* Stated task:
Identify the lines holding "Requests" and copy them.

Dataset items
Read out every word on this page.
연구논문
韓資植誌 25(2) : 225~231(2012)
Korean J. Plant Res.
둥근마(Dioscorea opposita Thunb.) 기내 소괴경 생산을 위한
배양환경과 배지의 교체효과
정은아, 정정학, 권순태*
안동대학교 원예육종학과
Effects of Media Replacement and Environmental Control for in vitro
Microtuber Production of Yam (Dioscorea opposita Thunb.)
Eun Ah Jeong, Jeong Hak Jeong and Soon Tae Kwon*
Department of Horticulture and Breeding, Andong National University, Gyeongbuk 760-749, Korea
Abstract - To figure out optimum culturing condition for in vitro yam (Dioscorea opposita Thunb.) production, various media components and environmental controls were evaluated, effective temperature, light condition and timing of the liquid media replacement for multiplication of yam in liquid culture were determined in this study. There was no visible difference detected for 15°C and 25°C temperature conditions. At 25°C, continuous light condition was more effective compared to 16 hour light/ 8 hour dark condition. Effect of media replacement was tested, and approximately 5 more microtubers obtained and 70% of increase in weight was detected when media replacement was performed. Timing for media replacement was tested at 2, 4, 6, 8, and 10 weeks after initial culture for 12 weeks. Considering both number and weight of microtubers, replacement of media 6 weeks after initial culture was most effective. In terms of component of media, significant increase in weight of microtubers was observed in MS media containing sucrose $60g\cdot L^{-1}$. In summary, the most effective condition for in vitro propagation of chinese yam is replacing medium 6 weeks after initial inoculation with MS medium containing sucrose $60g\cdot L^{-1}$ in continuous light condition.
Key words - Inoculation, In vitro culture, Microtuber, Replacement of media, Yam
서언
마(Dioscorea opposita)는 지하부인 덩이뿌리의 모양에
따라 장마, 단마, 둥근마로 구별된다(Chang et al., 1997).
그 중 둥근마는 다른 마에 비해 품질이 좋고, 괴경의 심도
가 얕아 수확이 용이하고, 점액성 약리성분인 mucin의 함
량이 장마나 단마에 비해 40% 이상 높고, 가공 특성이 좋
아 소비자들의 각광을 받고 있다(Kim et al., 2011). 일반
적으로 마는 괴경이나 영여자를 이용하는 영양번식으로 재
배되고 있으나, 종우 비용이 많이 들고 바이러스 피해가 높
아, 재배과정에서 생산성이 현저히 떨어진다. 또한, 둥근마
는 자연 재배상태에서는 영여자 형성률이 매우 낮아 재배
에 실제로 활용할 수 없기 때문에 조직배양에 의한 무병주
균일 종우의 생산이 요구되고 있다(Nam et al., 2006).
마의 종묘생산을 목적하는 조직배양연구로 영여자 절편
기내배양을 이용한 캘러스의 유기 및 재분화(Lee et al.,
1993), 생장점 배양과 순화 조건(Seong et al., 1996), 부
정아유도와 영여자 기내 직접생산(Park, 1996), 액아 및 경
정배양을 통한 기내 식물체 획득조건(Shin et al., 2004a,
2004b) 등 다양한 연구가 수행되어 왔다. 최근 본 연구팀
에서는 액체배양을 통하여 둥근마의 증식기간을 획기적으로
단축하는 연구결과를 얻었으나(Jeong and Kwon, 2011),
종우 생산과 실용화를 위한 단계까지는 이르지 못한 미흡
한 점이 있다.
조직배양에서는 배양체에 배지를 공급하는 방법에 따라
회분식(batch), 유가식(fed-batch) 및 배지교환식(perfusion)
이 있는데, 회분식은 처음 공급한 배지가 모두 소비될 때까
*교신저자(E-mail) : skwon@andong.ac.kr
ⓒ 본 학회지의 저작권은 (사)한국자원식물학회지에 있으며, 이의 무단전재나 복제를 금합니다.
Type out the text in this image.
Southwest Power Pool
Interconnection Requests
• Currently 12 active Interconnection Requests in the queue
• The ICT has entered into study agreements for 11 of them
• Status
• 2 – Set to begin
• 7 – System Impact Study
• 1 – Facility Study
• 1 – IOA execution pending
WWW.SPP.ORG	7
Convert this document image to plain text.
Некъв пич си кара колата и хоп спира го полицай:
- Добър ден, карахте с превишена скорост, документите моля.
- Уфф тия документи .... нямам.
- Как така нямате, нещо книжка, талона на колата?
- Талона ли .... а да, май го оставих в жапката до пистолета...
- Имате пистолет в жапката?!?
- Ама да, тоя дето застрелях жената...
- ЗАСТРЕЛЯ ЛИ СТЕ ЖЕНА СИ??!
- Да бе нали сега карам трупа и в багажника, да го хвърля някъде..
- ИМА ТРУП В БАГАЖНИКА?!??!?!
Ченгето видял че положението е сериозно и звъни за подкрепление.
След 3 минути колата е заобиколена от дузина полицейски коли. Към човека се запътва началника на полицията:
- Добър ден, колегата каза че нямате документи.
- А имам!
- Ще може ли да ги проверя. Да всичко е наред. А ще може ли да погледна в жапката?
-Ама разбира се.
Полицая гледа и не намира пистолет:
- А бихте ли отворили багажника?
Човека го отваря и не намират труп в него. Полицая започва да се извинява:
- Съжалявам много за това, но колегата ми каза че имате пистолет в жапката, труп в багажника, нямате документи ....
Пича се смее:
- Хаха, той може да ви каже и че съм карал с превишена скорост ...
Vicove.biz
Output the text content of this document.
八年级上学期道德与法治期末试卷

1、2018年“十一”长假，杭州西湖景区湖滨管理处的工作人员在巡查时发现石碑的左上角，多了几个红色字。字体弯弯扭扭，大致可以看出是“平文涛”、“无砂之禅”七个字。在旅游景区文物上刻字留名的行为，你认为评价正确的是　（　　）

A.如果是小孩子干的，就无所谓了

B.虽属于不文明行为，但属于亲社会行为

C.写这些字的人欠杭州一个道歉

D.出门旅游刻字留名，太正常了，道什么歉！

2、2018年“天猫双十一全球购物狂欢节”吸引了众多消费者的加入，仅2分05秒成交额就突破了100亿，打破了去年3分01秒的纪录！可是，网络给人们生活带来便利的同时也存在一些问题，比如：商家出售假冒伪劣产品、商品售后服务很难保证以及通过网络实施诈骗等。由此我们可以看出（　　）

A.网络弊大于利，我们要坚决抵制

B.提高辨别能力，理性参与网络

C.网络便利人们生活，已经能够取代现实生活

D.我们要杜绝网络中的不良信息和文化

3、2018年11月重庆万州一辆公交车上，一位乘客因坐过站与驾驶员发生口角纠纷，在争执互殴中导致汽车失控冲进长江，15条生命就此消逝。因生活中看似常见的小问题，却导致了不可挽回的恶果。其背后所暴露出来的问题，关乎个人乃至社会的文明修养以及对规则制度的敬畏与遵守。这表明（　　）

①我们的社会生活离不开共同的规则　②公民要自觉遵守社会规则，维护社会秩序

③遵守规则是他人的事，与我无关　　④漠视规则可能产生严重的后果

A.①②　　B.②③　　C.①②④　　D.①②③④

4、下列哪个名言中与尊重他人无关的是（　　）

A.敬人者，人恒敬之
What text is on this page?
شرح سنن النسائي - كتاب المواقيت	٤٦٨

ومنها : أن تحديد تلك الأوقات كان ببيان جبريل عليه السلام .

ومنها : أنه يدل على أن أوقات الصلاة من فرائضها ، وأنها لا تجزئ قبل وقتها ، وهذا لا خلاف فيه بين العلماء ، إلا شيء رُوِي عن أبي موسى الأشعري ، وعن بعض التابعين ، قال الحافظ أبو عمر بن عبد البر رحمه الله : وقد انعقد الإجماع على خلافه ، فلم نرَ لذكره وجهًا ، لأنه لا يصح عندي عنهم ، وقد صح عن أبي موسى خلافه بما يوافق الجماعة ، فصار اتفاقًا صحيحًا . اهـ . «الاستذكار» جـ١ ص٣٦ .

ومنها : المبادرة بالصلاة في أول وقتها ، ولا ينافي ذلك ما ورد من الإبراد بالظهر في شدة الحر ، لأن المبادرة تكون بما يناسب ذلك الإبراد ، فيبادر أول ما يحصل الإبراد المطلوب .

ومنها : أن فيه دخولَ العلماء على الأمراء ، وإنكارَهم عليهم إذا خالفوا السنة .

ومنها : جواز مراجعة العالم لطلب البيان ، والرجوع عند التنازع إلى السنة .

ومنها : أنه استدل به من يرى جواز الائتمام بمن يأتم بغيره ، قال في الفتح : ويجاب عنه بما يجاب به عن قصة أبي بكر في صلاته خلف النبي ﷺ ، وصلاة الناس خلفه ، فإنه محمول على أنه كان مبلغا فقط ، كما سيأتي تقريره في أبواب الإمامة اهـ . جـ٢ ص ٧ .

* Written response:
Interconnection Requests
• Currently 12 active Interconnection Requests in the queue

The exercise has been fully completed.